**** Given information ****

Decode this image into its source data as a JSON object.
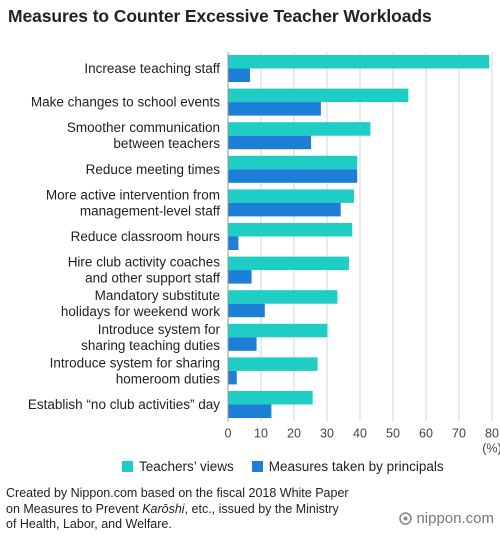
{
  "title": "Measures to Counter Excessive Teacher Workloads",
  "chart_data": {
    "type": "bar",
    "orientation": "horizontal",
    "categories": [
      [
        "Increase teaching staff"
      ],
      [
        "Make changes to school events"
      ],
      [
        "Smoother communication",
        "between teachers"
      ],
      [
        "Reduce meeting times"
      ],
      [
        "More active intervention from",
        "management-level staff"
      ],
      [
        "Reduce classroom hours"
      ],
      [
        "Hire club activity coaches",
        "and other support staff"
      ],
      [
        "Mandatory substitute",
        "holidays for weekend work"
      ],
      [
        "Introduce system for",
        "sharing teaching duties"
      ],
      [
        "Introduce system for sharing",
        "homeroom duties"
      ],
      [
        "Establish “no club activities” day"
      ]
    ],
    "series": [
      {
        "name": "Teachers’ views",
        "color": "#1ecdc4",
        "values": [
          79,
          54.5,
          43,
          39,
          38,
          37.5,
          36.5,
          33,
          30,
          27,
          25.5
        ]
      },
      {
        "name": "Measures taken by principals",
        "color": "#1b7fd8",
        "values": [
          6.5,
          28,
          25,
          39,
          34,
          3,
          7,
          11,
          8.5,
          2.5,
          13
        ]
      }
    ],
    "xlim": [
      0,
      80
    ],
    "xticks": [
      "0",
      "10",
      "20",
      "30",
      "40",
      "50",
      "60",
      "70",
      "80"
    ],
    "x_unit": "(%)",
    "grid": true,
    "legend_position": "bottom"
  },
  "footnote": {
    "line1": "Created by Nippon.com based on the fiscal 2018 White Paper",
    "line2_pre": "on Measures to Prevent ",
    "line2_em": "Karōshi",
    "line2_post": ", etc., issued by the Ministry",
    "line3": "of Health, Labor, and Welfare."
  },
  "brand": "nippon.com"
}
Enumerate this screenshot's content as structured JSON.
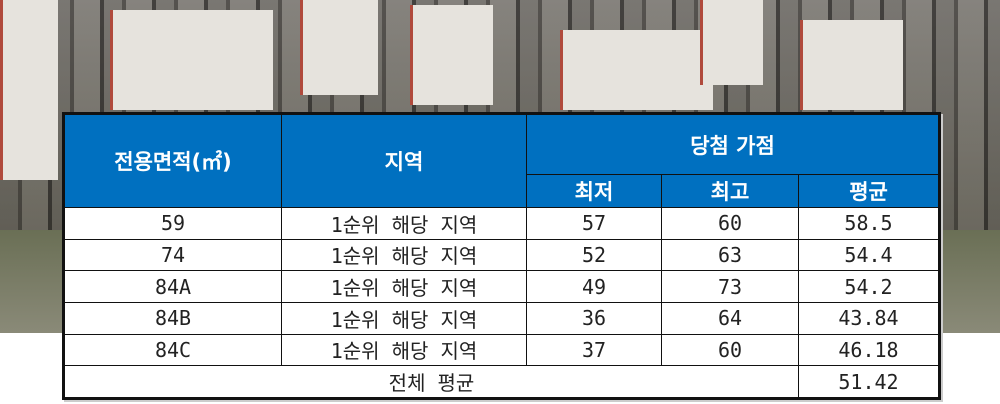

****

*Aim*. Reproduce all of the material above word for word. Omit the pictures.

*Exercise response*.
Decode this image into its source data as a JSON object.
{
  "title": "Measures to Counter Excessive Teacher Workloads",
  "chart_data": {
    "type": "bar",
    "orientation": "horizontal",
    "categories": [
      [
        "Increase teaching staff"
      ],
      [
        "Make changes to school events"
      ],
      [
        "Smoother communication",
        "between teachers"
      ],
      [
        "Reduce meeting times"
      ],
      [
        "More active intervention from",
        "management-level staff"
      ],
      [
        "Reduce classroom hours"
      ],
      [
        "Hire club activity coaches",
        "and other support staff"
      ],
      [
        "Mandatory substitute",
        "holidays for weekend work"
      ],
      [
        "Introduce system for",
        "sharing teaching duties"
      ],
      [
        "Introduce system for sharing",
        "homeroom duties"
      ],
      [
        "Establish “no club activities” day"
      ]
    ],
    "series": [
      {
        "name": "Teachers’ views",
        "color": "#1ecdc4",
        "values": [
          79,
          54.5,
          43,
          39,
          38,
          37.5,
          36.5,
          33,
          30,
          27,
          25.5
        ]
      },
      {
        "name": "Measures taken by principals",
        "color": "#1b7fd8",
        "values": [
          6.5,
          28,
          25,
          39,
          34,
          3,
          7,
          11,
          8.5,
          2.5,
          13
        ]
      }
    ],
    "xlim": [
      0,
      80
    ],
    "xticks": [
      "0",
      "10",
      "20",
      "30",
      "40",
      "50",
      "60",
      "70",
      "80"
    ],
    "x_unit": "(%)",
    "grid": true,
    "legend_position": "bottom"
  },
  "footnote": {
    "line1": "Created by Nippon.com based on the fiscal 2018 White Paper",
    "line2_pre": "on Measures to Prevent ",
    "line2_em": "Karōshi",
    "line2_post": ", etc., issued by the Ministry",
    "line3": "of Health, Labor, and Welfare."
  },
  "brand": "nippon.com"
}
Enumerate this screenshot's content as structured JSON.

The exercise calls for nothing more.